═══ The input ═══

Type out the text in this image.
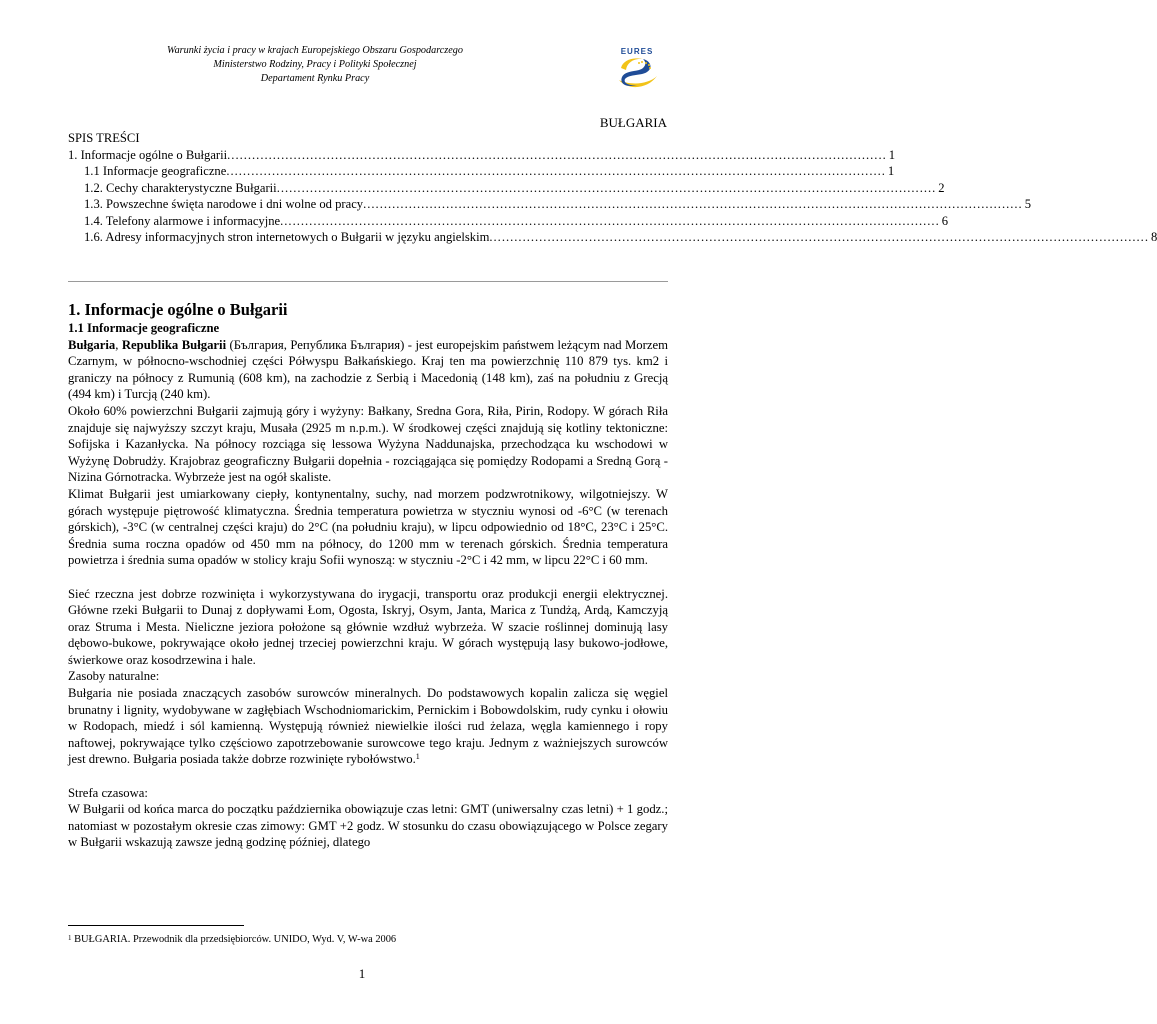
Warunki życia i pracy w krajach Europejskiego Obszaru Gospodarczego
Ministerstwo Rodziny, Pracy i Polityki Społecznej
Departament Rynku Pracy
EURES
BUŁGARIA
SPIS TREŚCI
1. Informacje ogólne o Bułgarii ............................................................................................................................................................... 1
1.1 Informacje geograficzne ............................................................................................................................................................... 1
1.2. Cechy charakterystyczne Bułgarii ............................................................................................................................................................... 2
1.3. Powszechne święta narodowe i dni wolne od pracy ............................................................................................................................................................... 5
1.4. Telefony alarmowe i informacyjne ............................................................................................................................................................... 6
1.6. Adresy informacyjnych stron internetowych o Bułgarii w języku angielskim ............................................................................................................................................................... 8
1. Informacje ogólne o Bułgarii
1.1 Informacje geograficzne

Bułgaria, Republika Bułgarii (България, Република България) - jest europejskim państwem leżącym nad Morzem Czarnym, w północno-wschodniej części Półwyspu Bałkańskiego. Kraj ten ma powierzchnię 110 879 tys. km2 i graniczy na północy z Rumunią (608 km), na zachodzie z Serbią i Macedonią (148 km), zaś na południu z Grecją (494 km) i Turcją (240 km).

Około 60% powierzchni Bułgarii zajmują góry i wyżyny: Bałkany, Sredna Gora, Riła, Pirin, Rodopy. W górach Riła znajduje się najwyższy szczyt kraju, Musała (2925 m n.p.m.). W środkowej części znajdują się kotliny tektoniczne: Sofijska i Kazanłycka. Na północy rozciąga się lessowa Wyżyna Naddunajska, przechodząca ku wschodowi w Wyżynę Dobrudży. Krajobraz geograficzny Bułgarii dopełnia - rozciągająca się pomiędzy Rodopami a Sredną Gorą - Nizina Górnotracka. Wybrzeże jest na ogół skaliste.

Klimat Bułgarii jest umiarkowany ciepły, kontynentalny, suchy, nad morzem podzwrotnikowy, wilgotniejszy. W górach występuje piętrowość klimatyczna. Średnia temperatura powietrza w styczniu wynosi od -6°C (w terenach górskich), -3°C (w centralnej części kraju) do 2°C (na południu kraju), w lipcu odpowiednio od 18°C, 23°C i 25°C. Średnia suma roczna opadów od 450 mm na północy, do 1200 mm w terenach górskich. Średnia temperatura powietrza i średnia suma opadów w stolicy kraju Sofii wynoszą: w styczniu -2°C i 42 mm, w lipcu 22°C i 60 mm.

Sieć rzeczna jest dobrze rozwinięta i wykorzystywana do irygacji, transportu oraz produkcji energii elektrycznej. Główne rzeki Bułgarii to Dunaj z dopływami Łom, Ogosta, Iskryj, Osym, Janta, Marica z Tundżą, Ardą, Kamczyją oraz Struma i Mesta. Nieliczne jeziora położone są głównie wzdłuż wybrzeża. W szacie roślinnej dominują lasy dębowo-bukowe, pokrywające około jednej trzeciej powierzchni kraju. W górach występują lasy bukowo-jodłowe, świerkowe oraz kosodrzewina i hale.

Zasoby naturalne:

Bułgaria nie posiada znaczących zasobów surowców mineralnych. Do podstawowych kopalin zalicza się węgiel brunatny i lignity, wydobywane w zagłębiach Wschodniomarickim, Pernickim i Bobowdolskim, rudy cynku i ołowiu w Rodopach, miedź i sól kamienną. Występują również niewielkie ilości rud żelaza, węgla kamiennego i ropy naftowej, pokrywające tylko częściowo zapotrzebowanie surowcowe tego kraju. Jednym z ważniejszych surowców jest drewno. Bułgaria posiada także dobrze rozwinięte rybołówstwo.$^1$

Strefa czasowa:

W Bułgarii od końca marca do początku października obowiązuje czas letni: GMT (uniwersalny czas letni) + 1 godz.; natomiast w pozostałym okresie czas zimowy: GMT +2 godz. W stosunku do czasu obowiązującego w Polsce zegary w Bułgarii wskazują zawsze jedną godzinę później, dlatego

$^1$ BUŁGARIA. Przewodnik dla przedsiębiorców. UNIDO, Wyd. V, W-wa 2006
1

═══

• [Aim]:
Every line of text is to be repeated exactly; pictures are left out.

• [Response to this exercise]:
Type out the text in this image.
Warunki życia i pracy w krajach Europejskiego Obszaru Gospodarczego
Ministerstwo Rodziny, Pracy i Polityki Społecznej
Departament Rynku Pracy
EURES
BUŁGARIA
SPIS TREŚCI
1. Informacje ogólne o Bułgarii ............................................................................................................................................................... 1
1.1 Informacje geograficzne ............................................................................................................................................................... 1
1.2. Cechy charakterystyczne Bułgarii ............................................................................................................................................................... 2
1.3. Powszechne święta narodowe i dni wolne od pracy ............................................................................................................................................................... 5
1.4. Telefony alarmowe i informacyjne ............................................................................................................................................................... 6
1.6. Adresy informacyjnych stron internetowych o Bułgarii w języku angielskim ............................................................................................................................................................... 8
1. Informacje ogólne o Bułgarii
1.1 Informacje geograficzne

Bułgaria, Republika Bułgarii (България, Република България) - jest europejskim państwem leżącym nad Morzem Czarnym, w północno-wschodniej części Półwyspu Bałkańskiego. Kraj ten ma powierzchnię 110 879 tys. km2 i graniczy na północy z Rumunią (608 km), na zachodzie z Serbią i Macedonią (148 km), zaś na południu z Grecją (494 km) i Turcją (240 km).

Około 60% powierzchni Bułgarii zajmują góry i wyżyny: Bałkany, Sredna Gora, Riła, Pirin, Rodopy. W górach Riła znajduje się najwyższy szczyt kraju, Musała (2925 m n.p.m.). W środkowej części znajdują się kotliny tektoniczne: Sofijska i Kazanłycka. Na północy rozciąga się lessowa Wyżyna Naddunajska, przechodząca ku wschodowi w Wyżynę Dobrudży. Krajobraz geograficzny Bułgarii dopełnia - rozciągająca się pomiędzy Rodopami a Sredną Gorą - Nizina Górnotracka. Wybrzeże jest na ogół skaliste.

Klimat Bułgarii jest umiarkowany ciepły, kontynentalny, suchy, nad morzem podzwrotnikowy, wilgotniejszy. W górach występuje piętrowość klimatyczna. Średnia temperatura powietrza w styczniu wynosi od -6°C (w terenach górskich), -3°C (w centralnej części kraju) do 2°C (na południu kraju), w lipcu odpowiednio od 18°C, 23°C i 25°C. Średnia suma roczna opadów od 450 mm na północy, do 1200 mm w terenach górskich. Średnia temperatura powietrza i średnia suma opadów w stolicy kraju Sofii wynoszą: w styczniu -2°C i 42 mm, w lipcu 22°C i 60 mm.

Sieć rzeczna jest dobrze rozwinięta i wykorzystywana do irygacji, transportu oraz produkcji energii elektrycznej. Główne rzeki Bułgarii to Dunaj z dopływami Łom, Ogosta, Iskryj, Osym, Janta, Marica z Tundżą, Ardą, Kamczyją oraz Struma i Mesta. Nieliczne jeziora położone są głównie wzdłuż wybrzeża. W szacie roślinnej dominują lasy dębowo-bukowe, pokrywające około jednej trzeciej powierzchni kraju. W górach występują lasy bukowo-jodłowe, świerkowe oraz kosodrzewina i hale.

Zasoby naturalne:

Bułgaria nie posiada znaczących zasobów surowców mineralnych. Do podstawowych kopalin zalicza się węgiel brunatny i lignity, wydobywane w zagłębiach Wschodniomarickim, Pernickim i Bobowdolskim, rudy cynku i ołowiu w Rodopach, miedź i sól kamienną. Występują również niewielkie ilości rud żelaza, węgla kamiennego i ropy naftowej, pokrywające tylko częściowo zapotrzebowanie surowcowe tego kraju. Jednym z ważniejszych surowców jest drewno. Bułgaria posiada także dobrze rozwinięte rybołówstwo.$^1$

Strefa czasowa:

W Bułgarii od końca marca do początku października obowiązuje czas letni: GMT (uniwersalny czas letni) + 1 godz.; natomiast w pozostałym okresie czas zimowy: GMT +2 godz. W stosunku do czasu obowiązującego w Polsce zegary w Bułgarii wskazują zawsze jedną godzinę później, dlatego

$^1$ BUŁGARIA. Przewodnik dla przedsiębiorców. UNIDO, Wyd. V, W-wa 2006
1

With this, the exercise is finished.